__DATA SUPPLIED__
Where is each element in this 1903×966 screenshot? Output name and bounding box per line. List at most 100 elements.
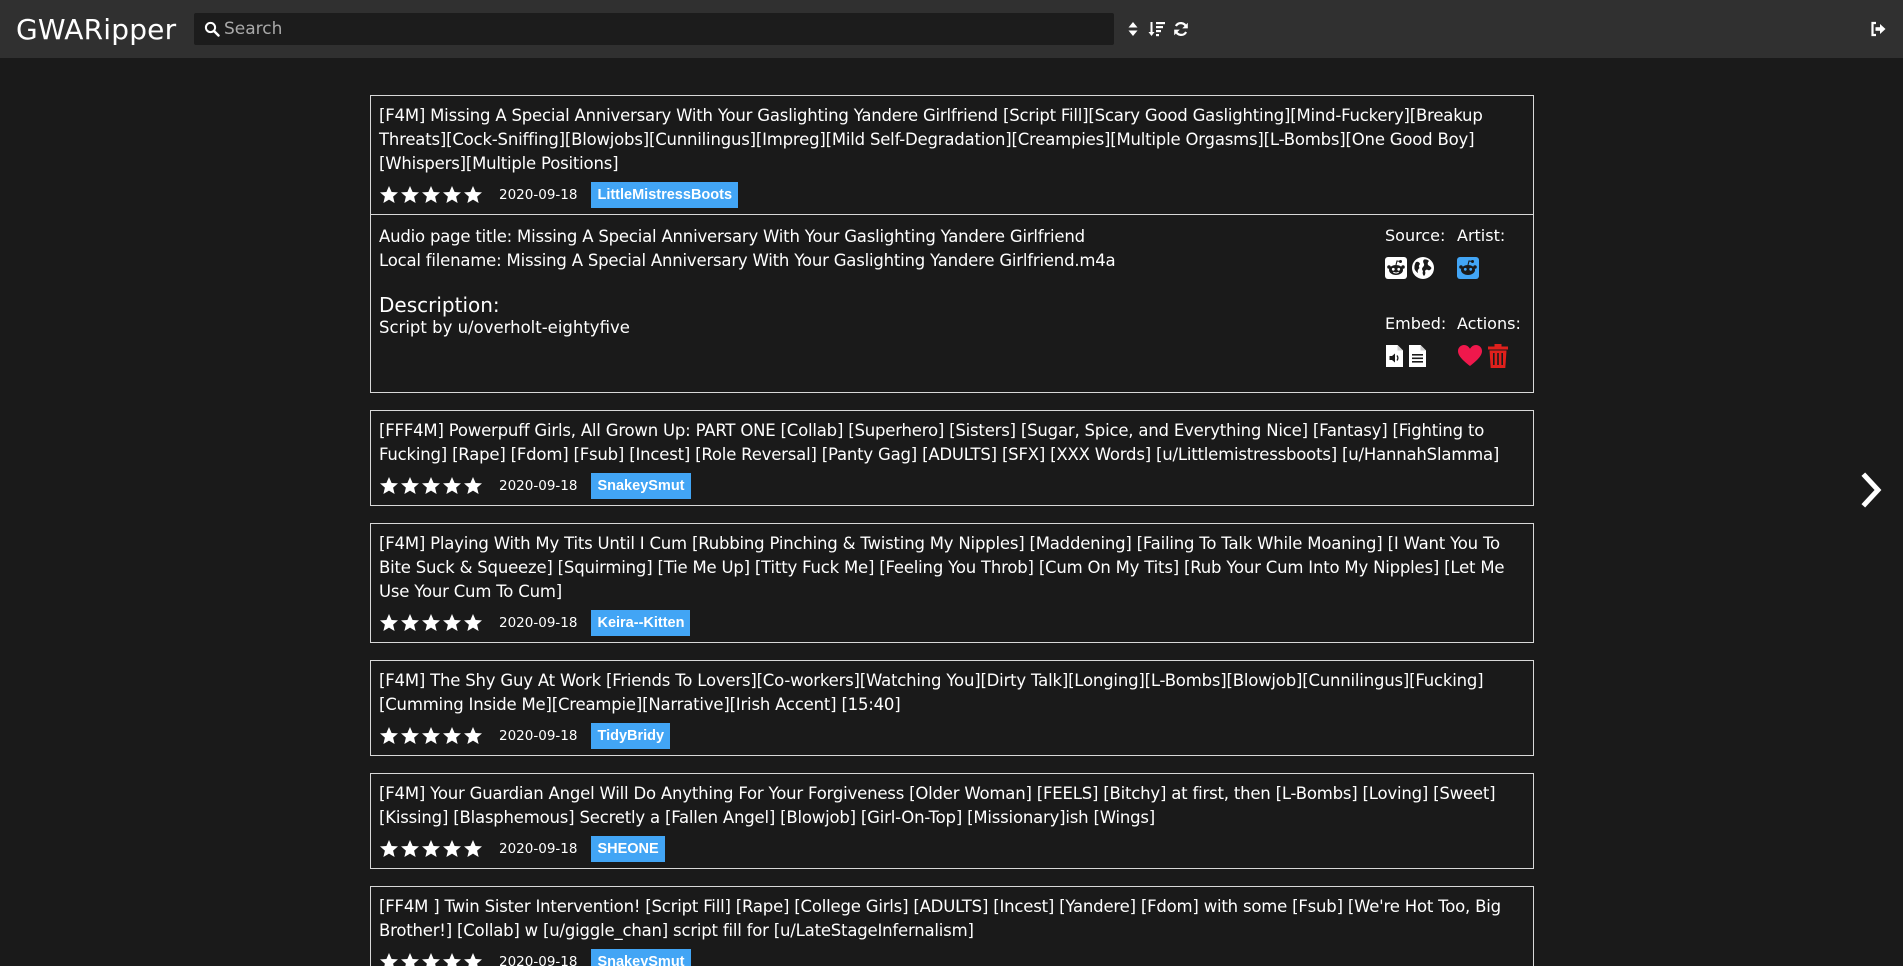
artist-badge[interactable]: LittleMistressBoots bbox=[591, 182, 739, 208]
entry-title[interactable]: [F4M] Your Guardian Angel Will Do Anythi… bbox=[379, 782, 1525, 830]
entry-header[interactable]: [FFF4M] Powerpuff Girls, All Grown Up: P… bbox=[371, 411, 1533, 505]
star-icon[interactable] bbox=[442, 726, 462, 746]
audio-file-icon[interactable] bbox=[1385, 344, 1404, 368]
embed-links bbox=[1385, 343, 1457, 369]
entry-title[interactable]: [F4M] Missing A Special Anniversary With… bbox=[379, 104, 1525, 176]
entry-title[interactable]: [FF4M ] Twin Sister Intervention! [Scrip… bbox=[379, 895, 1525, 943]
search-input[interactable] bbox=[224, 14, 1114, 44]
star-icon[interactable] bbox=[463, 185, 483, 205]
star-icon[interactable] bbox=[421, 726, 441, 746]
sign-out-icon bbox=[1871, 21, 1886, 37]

__PROBLEM DETAILS__
Switch every "entry-title" in the records above to "post-title" and write the records out again with nothing else changed. Leave the pictures out.

__OUTPUT FOR THIS EXERCISE__
Where is each element in this 1903×966 screenshot? Output name and bounding box per line. List at most 100 elements.
artist-badge[interactable]: LittleMistressBoots bbox=[591, 182, 739, 208]
post-title[interactable]: [F4M] Your Guardian Angel Will Do Anythi… bbox=[379, 782, 1525, 830]
entry-header[interactable]: [FFF4M] Powerpuff Girls, All Grown Up: P… bbox=[371, 411, 1533, 505]
star-icon[interactable] bbox=[442, 726, 462, 746]
audio-file-icon[interactable] bbox=[1385, 344, 1404, 368]
embed-links bbox=[1385, 343, 1457, 369]
post-title[interactable]: [F4M] Missing A Special Anniversary With… bbox=[379, 104, 1525, 176]
post-title[interactable]: [FF4M ] Twin Sister Intervention! [Scrip… bbox=[379, 895, 1525, 943]
search-input[interactable] bbox=[224, 14, 1114, 44]
star-icon[interactable] bbox=[463, 185, 483, 205]
star-icon[interactable] bbox=[421, 726, 441, 746]
sign-out-icon bbox=[1871, 21, 1886, 37]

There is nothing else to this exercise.